== The data ==

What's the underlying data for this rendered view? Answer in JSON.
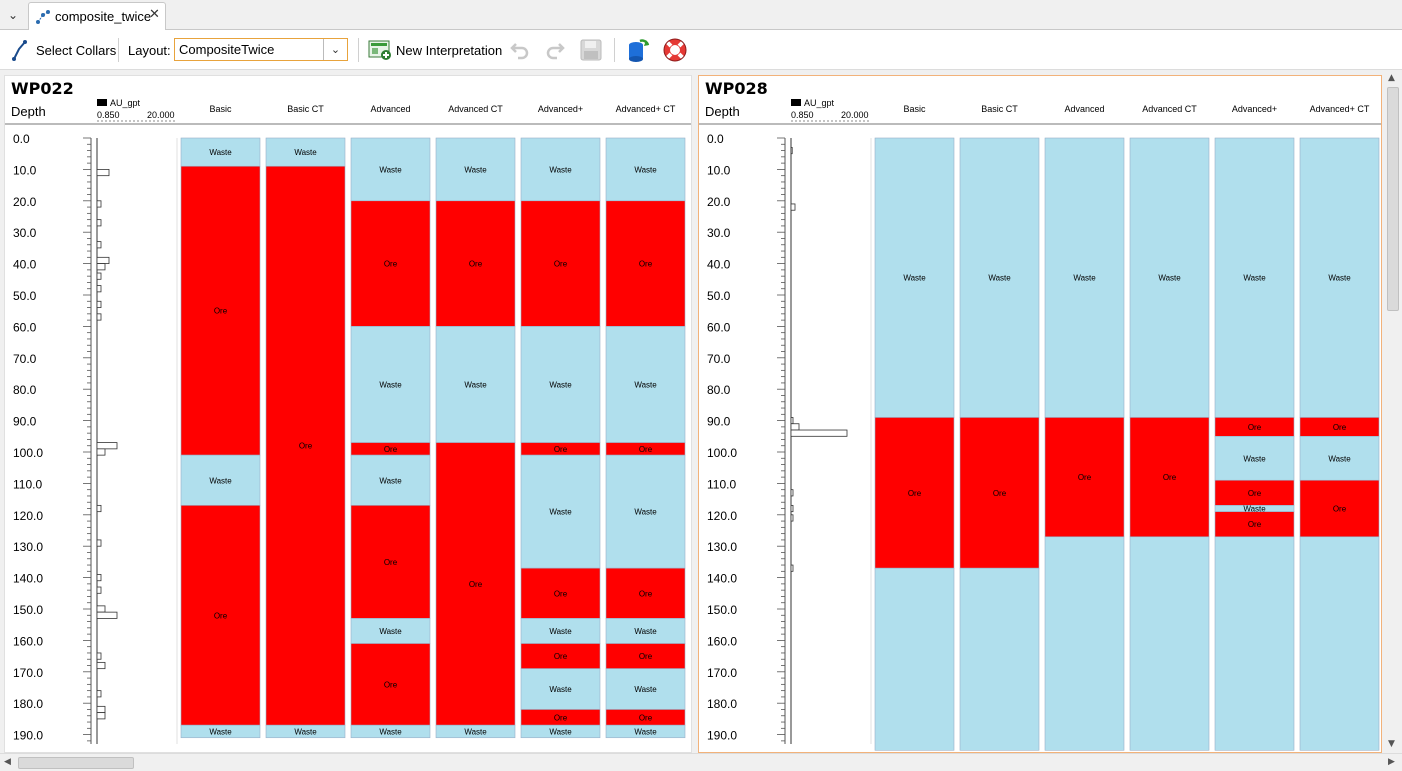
{
  "tab": {
    "title": "composite_twice",
    "close": "✕",
    "menu": "⌄",
    "icon": "graph-icon"
  },
  "toolbar": {
    "select_collars": "Select Collars",
    "layout_label": "Layout:",
    "layout_value": "CompositeTwice",
    "new_interpretation": "New Interpretation"
  },
  "colors": {
    "ore": "#ff0000",
    "waste": "#b0dfed",
    "panel_border_active": "#f2b27a"
  },
  "depth": {
    "label": "Depth",
    "max": 190,
    "ticks": [
      "0.0",
      "10.0",
      "20.0",
      "30.0",
      "40.0",
      "50.0",
      "60.0",
      "70.0",
      "80.0",
      "90.0",
      "100.0",
      "110.0",
      "120.0",
      "130.0",
      "140.0",
      "150.0",
      "160.0",
      "170.0",
      "180.0",
      "190.0"
    ]
  },
  "assay": {
    "name": "AU_gpt",
    "min_label": "0.850",
    "max_label": "20.000"
  },
  "columns": [
    "Basic",
    "Basic CT",
    "Advanced",
    "Advanced CT",
    "Advanced+",
    "Advanced+ CT"
  ],
  "holes": [
    {
      "name": "WP022",
      "assay_bars": [
        [
          10,
          12,
          3
        ],
        [
          20,
          22,
          1
        ],
        [
          26,
          28,
          1
        ],
        [
          33,
          35,
          1
        ],
        [
          38,
          40,
          3
        ],
        [
          40,
          42,
          2
        ],
        [
          43,
          45,
          1
        ],
        [
          47,
          49,
          1
        ],
        [
          52,
          54,
          1
        ],
        [
          56,
          58,
          1
        ],
        [
          97,
          99,
          5
        ],
        [
          99,
          101,
          2
        ],
        [
          117,
          119,
          1
        ],
        [
          128,
          130,
          1
        ],
        [
          139,
          141,
          1
        ],
        [
          143,
          145,
          1
        ],
        [
          149,
          151,
          2
        ],
        [
          151,
          153,
          5
        ],
        [
          164,
          166,
          1
        ],
        [
          167,
          169,
          2
        ],
        [
          176,
          178,
          1
        ],
        [
          181,
          183,
          2
        ],
        [
          183,
          185,
          2
        ]
      ],
      "intervals": [
        [
          {
            "from": 0,
            "to": 9,
            "label": "Waste"
          },
          {
            "from": 9,
            "to": 101,
            "label": "Ore"
          },
          {
            "from": 101,
            "to": 117,
            "label": "Waste"
          },
          {
            "from": 117,
            "to": 187,
            "label": "Ore"
          },
          {
            "from": 187,
            "to": 191,
            "label": "Waste"
          }
        ],
        [
          {
            "from": 0,
            "to": 9,
            "label": "Waste"
          },
          {
            "from": 9,
            "to": 187,
            "label": "Ore"
          },
          {
            "from": 187,
            "to": 191,
            "label": "Waste"
          }
        ],
        [
          {
            "from": 0,
            "to": 20,
            "label": "Waste"
          },
          {
            "from": 20,
            "to": 60,
            "label": "Ore"
          },
          {
            "from": 60,
            "to": 97,
            "label": "Waste"
          },
          {
            "from": 97,
            "to": 101,
            "label": "Ore"
          },
          {
            "from": 101,
            "to": 117,
            "label": "Waste"
          },
          {
            "from": 117,
            "to": 153,
            "label": "Ore"
          },
          {
            "from": 153,
            "to": 161,
            "label": "Waste"
          },
          {
            "from": 161,
            "to": 187,
            "label": "Ore"
          },
          {
            "from": 187,
            "to": 191,
            "label": "Waste"
          }
        ],
        [
          {
            "from": 0,
            "to": 20,
            "label": "Waste"
          },
          {
            "from": 20,
            "to": 60,
            "label": "Ore"
          },
          {
            "from": 60,
            "to": 97,
            "label": "Waste"
          },
          {
            "from": 97,
            "to": 187,
            "label": "Ore"
          },
          {
            "from": 187,
            "to": 191,
            "label": "Waste"
          }
        ],
        [
          {
            "from": 0,
            "to": 20,
            "label": "Waste"
          },
          {
            "from": 20,
            "to": 60,
            "label": "Ore"
          },
          {
            "from": 60,
            "to": 97,
            "label": "Waste"
          },
          {
            "from": 97,
            "to": 101,
            "label": "Ore"
          },
          {
            "from": 101,
            "to": 137,
            "label": "Waste"
          },
          {
            "from": 137,
            "to": 153,
            "label": "Ore"
          },
          {
            "from": 153,
            "to": 161,
            "label": "Waste"
          },
          {
            "from": 161,
            "to": 169,
            "label": "Ore"
          },
          {
            "from": 169,
            "to": 182,
            "label": "Waste"
          },
          {
            "from": 182,
            "to": 187,
            "label": "Ore"
          },
          {
            "from": 187,
            "to": 191,
            "label": "Waste"
          }
        ],
        [
          {
            "from": 0,
            "to": 20,
            "label": "Waste"
          },
          {
            "from": 20,
            "to": 60,
            "label": "Ore"
          },
          {
            "from": 60,
            "to": 97,
            "label": "Waste"
          },
          {
            "from": 97,
            "to": 101,
            "label": "Ore"
          },
          {
            "from": 101,
            "to": 137,
            "label": "Waste"
          },
          {
            "from": 137,
            "to": 153,
            "label": "Ore"
          },
          {
            "from": 153,
            "to": 161,
            "label": "Waste"
          },
          {
            "from": 161,
            "to": 169,
            "label": "Ore"
          },
          {
            "from": 169,
            "to": 182,
            "label": "Waste"
          },
          {
            "from": 182,
            "to": 187,
            "label": "Ore"
          },
          {
            "from": 187,
            "to": 191,
            "label": "Waste"
          }
        ]
      ]
    },
    {
      "name": "WP028",
      "assay_bars": [
        [
          3,
          5,
          0.3
        ],
        [
          21,
          23,
          1
        ],
        [
          89,
          91,
          0.5
        ],
        [
          91,
          93,
          2
        ],
        [
          93,
          95,
          14
        ],
        [
          112,
          114,
          0.5
        ],
        [
          117,
          119,
          0.5
        ],
        [
          120,
          122,
          0.5
        ],
        [
          136,
          138,
          0.5
        ]
      ],
      "intervals": [
        [
          {
            "from": 0,
            "to": 89,
            "label": "Waste"
          },
          {
            "from": 89,
            "to": 137,
            "label": "Ore"
          },
          {
            "from": 137,
            "to": 195,
            "label": ""
          }
        ],
        [
          {
            "from": 0,
            "to": 89,
            "label": "Waste"
          },
          {
            "from": 89,
            "to": 137,
            "label": "Ore"
          },
          {
            "from": 137,
            "to": 195,
            "label": ""
          }
        ],
        [
          {
            "from": 0,
            "to": 89,
            "label": "Waste"
          },
          {
            "from": 89,
            "to": 127,
            "label": "Ore"
          },
          {
            "from": 127,
            "to": 195,
            "label": ""
          }
        ],
        [
          {
            "from": 0,
            "to": 89,
            "label": "Waste"
          },
          {
            "from": 89,
            "to": 127,
            "label": "Ore"
          },
          {
            "from": 127,
            "to": 195,
            "label": ""
          }
        ],
        [
          {
            "from": 0,
            "to": 89,
            "label": "Waste"
          },
          {
            "from": 89,
            "to": 95,
            "label": "Ore"
          },
          {
            "from": 95,
            "to": 109,
            "label": "Waste"
          },
          {
            "from": 109,
            "to": 117,
            "label": "Ore"
          },
          {
            "from": 117,
            "to": 119,
            "label": "Waste"
          },
          {
            "from": 119,
            "to": 127,
            "label": "Ore"
          },
          {
            "from": 127,
            "to": 195,
            "label": ""
          }
        ],
        [
          {
            "from": 0,
            "to": 89,
            "label": "Waste"
          },
          {
            "from": 89,
            "to": 95,
            "label": "Ore"
          },
          {
            "from": 95,
            "to": 109,
            "label": "Waste"
          },
          {
            "from": 109,
            "to": 127,
            "label": "Ore"
          },
          {
            "from": 127,
            "to": 195,
            "label": ""
          }
        ]
      ]
    }
  ]
}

===

■ **Work to complete**
Give the entries above again word for word, without any pictures.

■ **Output for this exercise**
What's the underlying data for this rendered view? Answer in JSON.
{
  "tab": {
    "title": "composite_twice",
    "close": "✕",
    "menu": "⌄",
    "icon": "graph-icon"
  },
  "toolbar": {
    "select_collars": "Select Collars",
    "layout_label": "Layout:",
    "layout_value": "CompositeTwice",
    "new_interpretation": "New Interpretation"
  },
  "colors": {
    "ore": "#ff0000",
    "waste": "#b0dfed",
    "panel_border_active": "#f2b27a"
  },
  "depth": {
    "label": "Depth",
    "max": 190,
    "ticks": [
      "0.0",
      "10.0",
      "20.0",
      "30.0",
      "40.0",
      "50.0",
      "60.0",
      "70.0",
      "80.0",
      "90.0",
      "100.0",
      "110.0",
      "120.0",
      "130.0",
      "140.0",
      "150.0",
      "160.0",
      "170.0",
      "180.0",
      "190.0"
    ]
  },
  "assay": {
    "name": "AU_gpt",
    "min_label": "0.850",
    "max_label": "20.000"
  },
  "columns": [
    "Basic",
    "Basic CT",
    "Advanced",
    "Advanced CT",
    "Advanced+",
    "Advanced+ CT"
  ],
  "holes": [
    {
      "name": "WP022",
      "assay_bars": [
        [
          10,
          12,
          3
        ],
        [
          20,
          22,
          1
        ],
        [
          26,
          28,
          1
        ],
        [
          33,
          35,
          1
        ],
        [
          38,
          40,
          3
        ],
        [
          40,
          42,
          2
        ],
        [
          43,
          45,
          1
        ],
        [
          47,
          49,
          1
        ],
        [
          52,
          54,
          1
        ],
        [
          56,
          58,
          1
        ],
        [
          97,
          99,
          5
        ],
        [
          99,
          101,
          2
        ],
        [
          117,
          119,
          1
        ],
        [
          128,
          130,
          1
        ],
        [
          139,
          141,
          1
        ],
        [
          143,
          145,
          1
        ],
        [
          149,
          151,
          2
        ],
        [
          151,
          153,
          5
        ],
        [
          164,
          166,
          1
        ],
        [
          167,
          169,
          2
        ],
        [
          176,
          178,
          1
        ],
        [
          181,
          183,
          2
        ],
        [
          183,
          185,
          2
        ]
      ],
      "intervals": [
        [
          {
            "from": 0,
            "to": 9,
            "label": "Waste"
          },
          {
            "from": 9,
            "to": 101,
            "label": "Ore"
          },
          {
            "from": 101,
            "to": 117,
            "label": "Waste"
          },
          {
            "from": 117,
            "to": 187,
            "label": "Ore"
          },
          {
            "from": 187,
            "to": 191,
            "label": "Waste"
          }
        ],
        [
          {
            "from": 0,
            "to": 9,
            "label": "Waste"
          },
          {
            "from": 9,
            "to": 187,
            "label": "Ore"
          },
          {
            "from": 187,
            "to": 191,
            "label": "Waste"
          }
        ],
        [
          {
            "from": 0,
            "to": 20,
            "label": "Waste"
          },
          {
            "from": 20,
            "to": 60,
            "label": "Ore"
          },
          {
            "from": 60,
            "to": 97,
            "label": "Waste"
          },
          {
            "from": 97,
            "to": 101,
            "label": "Ore"
          },
          {
            "from": 101,
            "to": 117,
            "label": "Waste"
          },
          {
            "from": 117,
            "to": 153,
            "label": "Ore"
          },
          {
            "from": 153,
            "to": 161,
            "label": "Waste"
          },
          {
            "from": 161,
            "to": 187,
            "label": "Ore"
          },
          {
            "from": 187,
            "to": 191,
            "label": "Waste"
          }
        ],
        [
          {
            "from": 0,
            "to": 20,
            "label": "Waste"
          },
          {
            "from": 20,
            "to": 60,
            "label": "Ore"
          },
          {
            "from": 60,
            "to": 97,
            "label": "Waste"
          },
          {
            "from": 97,
            "to": 187,
            "label": "Ore"
          },
          {
            "from": 187,
            "to": 191,
            "label": "Waste"
          }
        ],
        [
          {
            "from": 0,
            "to": 20,
            "label": "Waste"
          },
          {
            "from": 20,
            "to": 60,
            "label": "Ore"
          },
          {
            "from": 60,
            "to": 97,
            "label": "Waste"
          },
          {
            "from": 97,
            "to": 101,
            "label": "Ore"
          },
          {
            "from": 101,
            "to": 137,
            "label": "Waste"
          },
          {
            "from": 137,
            "to": 153,
            "label": "Ore"
          },
          {
            "from": 153,
            "to": 161,
            "label": "Waste"
          },
          {
            "from": 161,
            "to": 169,
            "label": "Ore"
          },
          {
            "from": 169,
            "to": 182,
            "label": "Waste"
          },
          {
            "from": 182,
            "to": 187,
            "label": "Ore"
          },
          {
            "from": 187,
            "to": 191,
            "label": "Waste"
          }
        ],
        [
          {
            "from": 0,
            "to": 20,
            "label": "Waste"
          },
          {
            "from": 20,
            "to": 60,
            "label": "Ore"
          },
          {
            "from": 60,
            "to": 97,
            "label": "Waste"
          },
          {
            "from": 97,
            "to": 101,
            "label": "Ore"
          },
          {
            "from": 101,
            "to": 137,
            "label": "Waste"
          },
          {
            "from": 137,
            "to": 153,
            "label": "Ore"
          },
          {
            "from": 153,
            "to": 161,
            "label": "Waste"
          },
          {
            "from": 161,
            "to": 169,
            "label": "Ore"
          },
          {
            "from": 169,
            "to": 182,
            "label": "Waste"
          },
          {
            "from": 182,
            "to": 187,
            "label": "Ore"
          },
          {
            "from": 187,
            "to": 191,
            "label": "Waste"
          }
        ]
      ]
    },
    {
      "name": "WP028",
      "assay_bars": [
        [
          3,
          5,
          0.3
        ],
        [
          21,
          23,
          1
        ],
        [
          89,
          91,
          0.5
        ],
        [
          91,
          93,
          2
        ],
        [
          93,
          95,
          14
        ],
        [
          112,
          114,
          0.5
        ],
        [
          117,
          119,
          0.5
        ],
        [
          120,
          122,
          0.5
        ],
        [
          136,
          138,
          0.5
        ]
      ],
      "intervals": [
        [
          {
            "from": 0,
            "to": 89,
            "label": "Waste"
          },
          {
            "from": 89,
            "to": 137,
            "label": "Ore"
          },
          {
            "from": 137,
            "to": 195,
            "label": ""
          }
        ],
        [
          {
            "from": 0,
            "to": 89,
            "label": "Waste"
          },
          {
            "from": 89,
            "to": 137,
            "label": "Ore"
          },
          {
            "from": 137,
            "to": 195,
            "label": ""
          }
        ],
        [
          {
            "from": 0,
            "to": 89,
            "label": "Waste"
          },
          {
            "from": 89,
            "to": 127,
            "label": "Ore"
          },
          {
            "from": 127,
            "to": 195,
            "label": ""
          }
        ],
        [
          {
            "from": 0,
            "to": 89,
            "label": "Waste"
          },
          {
            "from": 89,
            "to": 127,
            "label": "Ore"
          },
          {
            "from": 127,
            "to": 195,
            "label": ""
          }
        ],
        [
          {
            "from": 0,
            "to": 89,
            "label": "Waste"
          },
          {
            "from": 89,
            "to": 95,
            "label": "Ore"
          },
          {
            "from": 95,
            "to": 109,
            "label": "Waste"
          },
          {
            "from": 109,
            "to": 117,
            "label": "Ore"
          },
          {
            "from": 117,
            "to": 119,
            "label": "Waste"
          },
          {
            "from": 119,
            "to": 127,
            "label": "Ore"
          },
          {
            "from": 127,
            "to": 195,
            "label": ""
          }
        ],
        [
          {
            "from": 0,
            "to": 89,
            "label": "Waste"
          },
          {
            "from": 89,
            "to": 95,
            "label": "Ore"
          },
          {
            "from": 95,
            "to": 109,
            "label": "Waste"
          },
          {
            "from": 109,
            "to": 127,
            "label": "Ore"
          },
          {
            "from": 127,
            "to": 195,
            "label": ""
          }
        ]
      ]
    }
  ]
}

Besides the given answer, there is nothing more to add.